## YOUR OBJECTIVE
Return all lines in the material below that contain "screenshot".

## EXERCISE INPUT
※ ※ ※

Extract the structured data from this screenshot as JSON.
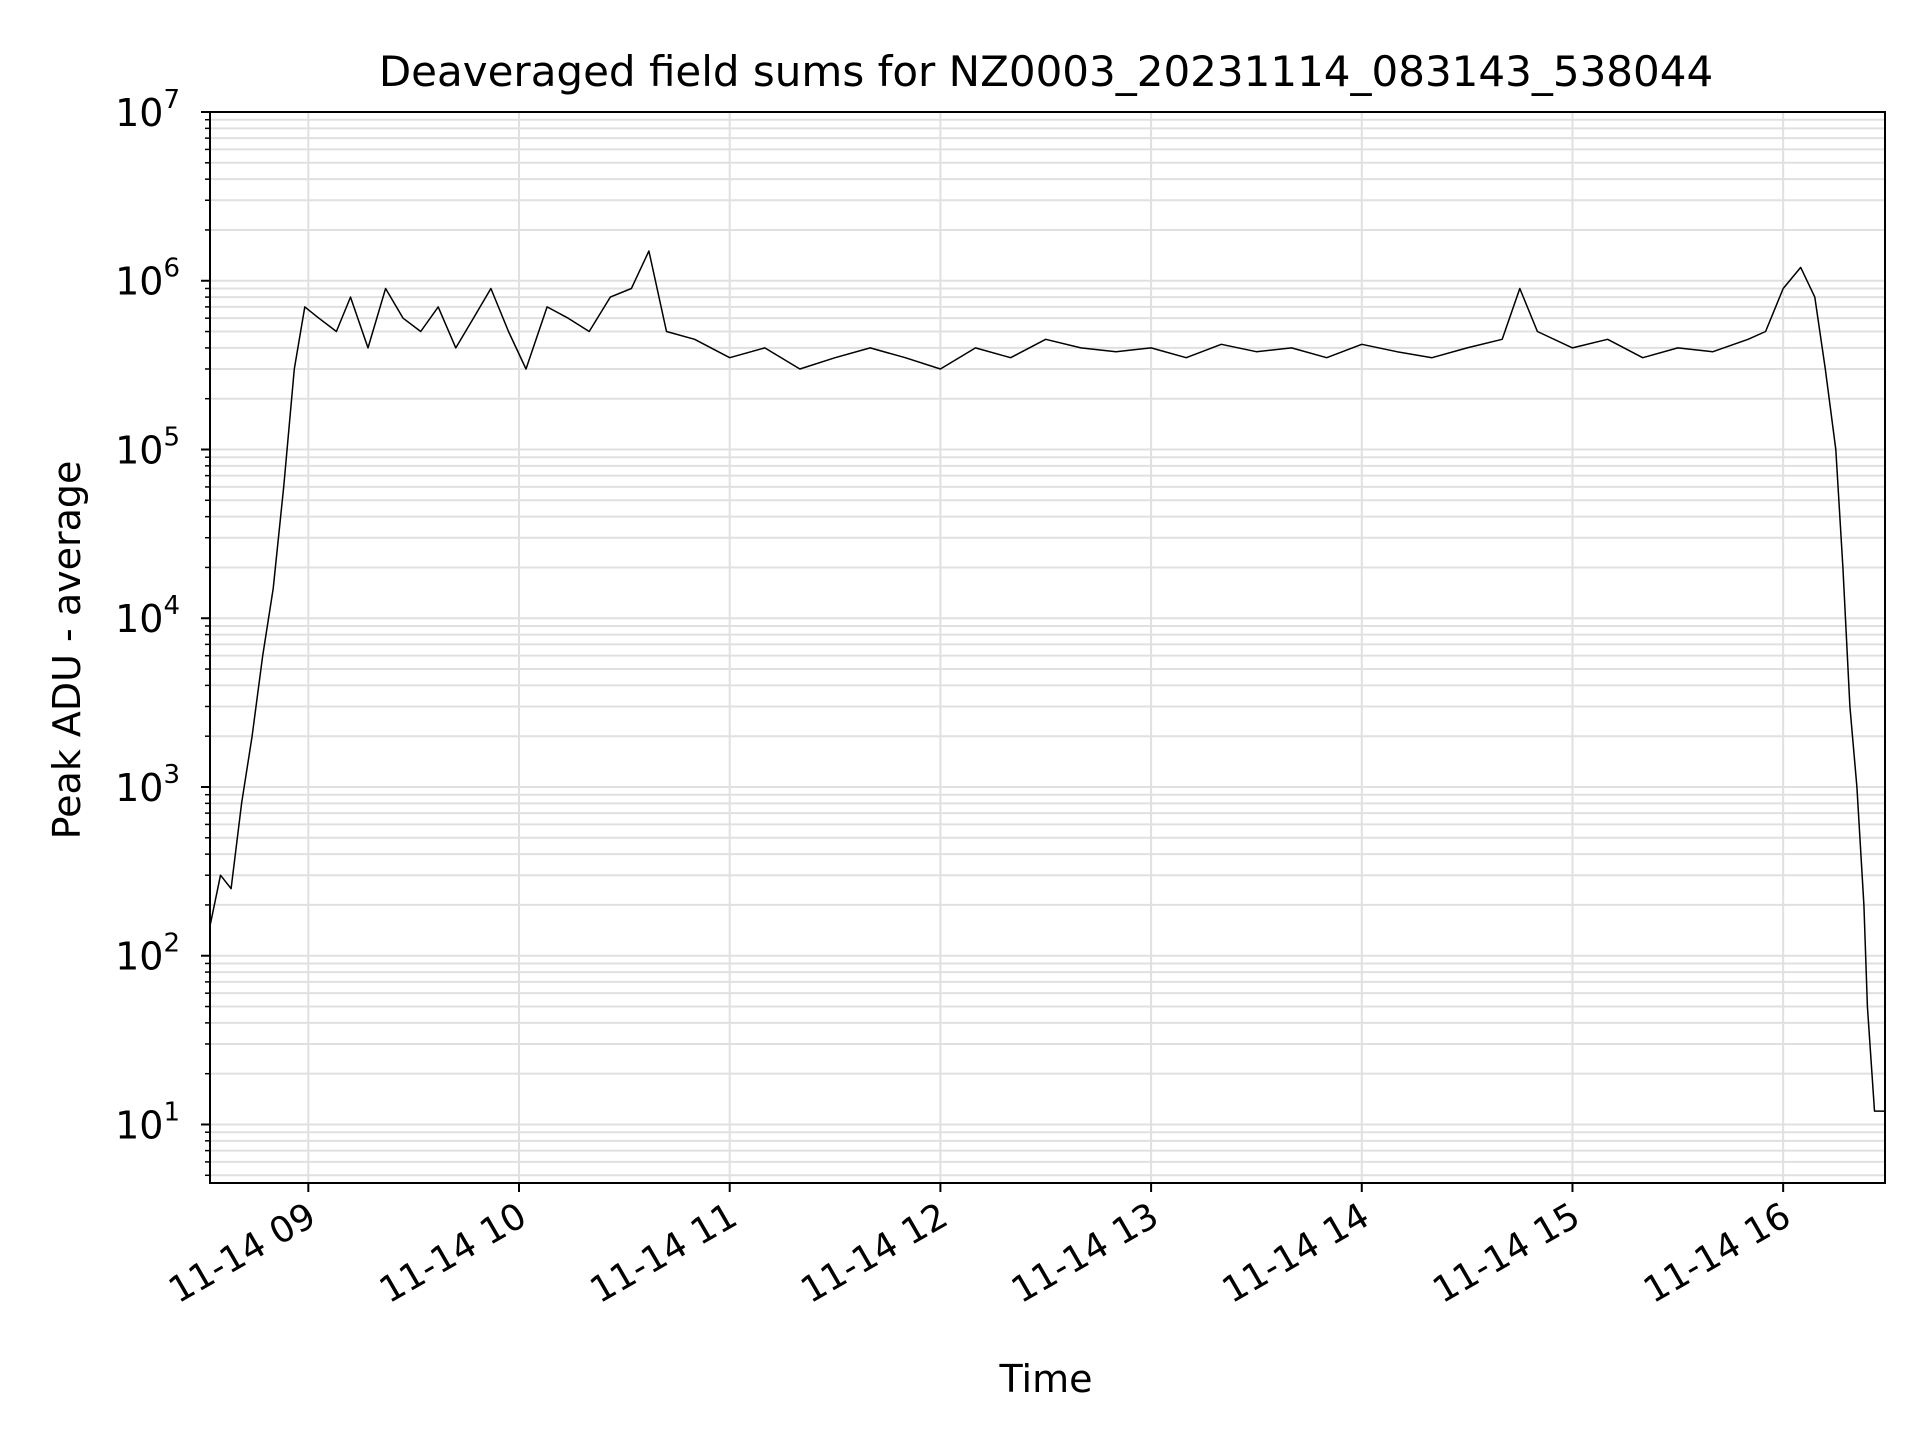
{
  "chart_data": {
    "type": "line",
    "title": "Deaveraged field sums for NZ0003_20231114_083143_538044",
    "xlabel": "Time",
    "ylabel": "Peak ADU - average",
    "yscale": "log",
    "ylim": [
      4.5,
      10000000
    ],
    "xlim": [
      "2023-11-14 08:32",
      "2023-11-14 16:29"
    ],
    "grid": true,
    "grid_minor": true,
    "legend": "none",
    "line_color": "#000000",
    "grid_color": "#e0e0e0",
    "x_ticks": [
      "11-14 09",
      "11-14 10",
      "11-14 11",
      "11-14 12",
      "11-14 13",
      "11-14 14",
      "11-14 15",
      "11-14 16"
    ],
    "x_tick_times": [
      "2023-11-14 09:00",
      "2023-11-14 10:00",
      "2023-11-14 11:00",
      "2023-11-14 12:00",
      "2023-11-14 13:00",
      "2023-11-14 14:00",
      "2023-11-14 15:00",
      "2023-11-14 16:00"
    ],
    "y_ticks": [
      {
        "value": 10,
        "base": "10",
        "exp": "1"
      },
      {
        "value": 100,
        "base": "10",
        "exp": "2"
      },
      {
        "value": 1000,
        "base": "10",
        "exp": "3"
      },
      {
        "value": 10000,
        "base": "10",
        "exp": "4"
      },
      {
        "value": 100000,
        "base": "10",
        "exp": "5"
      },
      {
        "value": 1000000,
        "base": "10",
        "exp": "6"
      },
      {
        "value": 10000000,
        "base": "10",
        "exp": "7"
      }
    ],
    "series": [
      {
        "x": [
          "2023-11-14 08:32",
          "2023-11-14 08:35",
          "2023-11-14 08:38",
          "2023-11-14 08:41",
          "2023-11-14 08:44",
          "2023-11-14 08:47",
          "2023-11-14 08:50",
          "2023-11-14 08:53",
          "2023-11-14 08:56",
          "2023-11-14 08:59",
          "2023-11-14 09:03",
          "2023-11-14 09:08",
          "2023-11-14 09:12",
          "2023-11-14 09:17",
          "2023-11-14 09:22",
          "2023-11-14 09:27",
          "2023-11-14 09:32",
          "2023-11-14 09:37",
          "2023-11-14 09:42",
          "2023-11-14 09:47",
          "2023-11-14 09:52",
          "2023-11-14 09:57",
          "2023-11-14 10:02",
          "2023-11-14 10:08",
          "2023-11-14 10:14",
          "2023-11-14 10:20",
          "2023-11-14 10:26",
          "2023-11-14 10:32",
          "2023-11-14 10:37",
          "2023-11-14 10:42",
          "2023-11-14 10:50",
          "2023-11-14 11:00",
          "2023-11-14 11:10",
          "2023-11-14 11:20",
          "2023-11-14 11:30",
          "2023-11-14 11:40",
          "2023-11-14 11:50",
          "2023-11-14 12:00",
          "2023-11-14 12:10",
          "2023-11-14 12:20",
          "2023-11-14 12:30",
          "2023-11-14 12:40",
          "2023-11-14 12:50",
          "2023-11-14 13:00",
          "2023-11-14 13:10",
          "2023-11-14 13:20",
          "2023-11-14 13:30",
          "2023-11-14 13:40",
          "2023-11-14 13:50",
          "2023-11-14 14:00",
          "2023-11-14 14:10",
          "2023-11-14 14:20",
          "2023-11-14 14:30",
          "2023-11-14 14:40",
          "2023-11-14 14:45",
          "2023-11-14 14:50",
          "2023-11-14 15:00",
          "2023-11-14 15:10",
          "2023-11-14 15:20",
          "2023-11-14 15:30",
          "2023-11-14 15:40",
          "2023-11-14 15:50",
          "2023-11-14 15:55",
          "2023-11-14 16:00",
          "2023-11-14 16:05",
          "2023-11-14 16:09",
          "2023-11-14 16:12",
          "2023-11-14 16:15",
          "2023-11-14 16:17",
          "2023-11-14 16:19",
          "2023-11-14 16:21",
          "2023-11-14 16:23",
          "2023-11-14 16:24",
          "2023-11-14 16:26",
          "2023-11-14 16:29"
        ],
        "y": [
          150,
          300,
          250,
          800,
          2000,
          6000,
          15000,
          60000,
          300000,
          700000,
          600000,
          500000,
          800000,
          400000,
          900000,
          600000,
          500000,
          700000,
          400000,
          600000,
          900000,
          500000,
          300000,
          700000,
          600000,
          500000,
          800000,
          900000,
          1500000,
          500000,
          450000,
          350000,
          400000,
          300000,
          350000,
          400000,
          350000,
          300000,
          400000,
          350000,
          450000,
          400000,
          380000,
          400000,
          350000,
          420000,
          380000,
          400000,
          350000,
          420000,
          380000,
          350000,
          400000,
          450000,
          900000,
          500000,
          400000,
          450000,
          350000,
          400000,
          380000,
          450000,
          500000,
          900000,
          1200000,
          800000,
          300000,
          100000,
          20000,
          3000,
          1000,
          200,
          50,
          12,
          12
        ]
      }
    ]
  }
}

※ ※ ※

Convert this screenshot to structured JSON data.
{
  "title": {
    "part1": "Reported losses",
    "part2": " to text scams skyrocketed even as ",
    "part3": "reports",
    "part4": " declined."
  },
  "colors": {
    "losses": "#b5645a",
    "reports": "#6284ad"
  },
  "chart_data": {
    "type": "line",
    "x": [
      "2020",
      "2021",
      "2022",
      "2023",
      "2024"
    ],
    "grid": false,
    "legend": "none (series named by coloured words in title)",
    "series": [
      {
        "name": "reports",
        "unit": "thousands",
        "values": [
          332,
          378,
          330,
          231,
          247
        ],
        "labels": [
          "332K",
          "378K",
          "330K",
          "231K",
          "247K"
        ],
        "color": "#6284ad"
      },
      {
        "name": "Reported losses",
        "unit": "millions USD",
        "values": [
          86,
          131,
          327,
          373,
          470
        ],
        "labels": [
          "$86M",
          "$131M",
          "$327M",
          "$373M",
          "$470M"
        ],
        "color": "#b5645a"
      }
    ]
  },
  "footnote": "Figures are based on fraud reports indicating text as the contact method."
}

※ ※ ※

## EXERCISE SOLUTION
Extract the structured data from this screenshot as JSON.
Convert this screenshot to structured JSON data.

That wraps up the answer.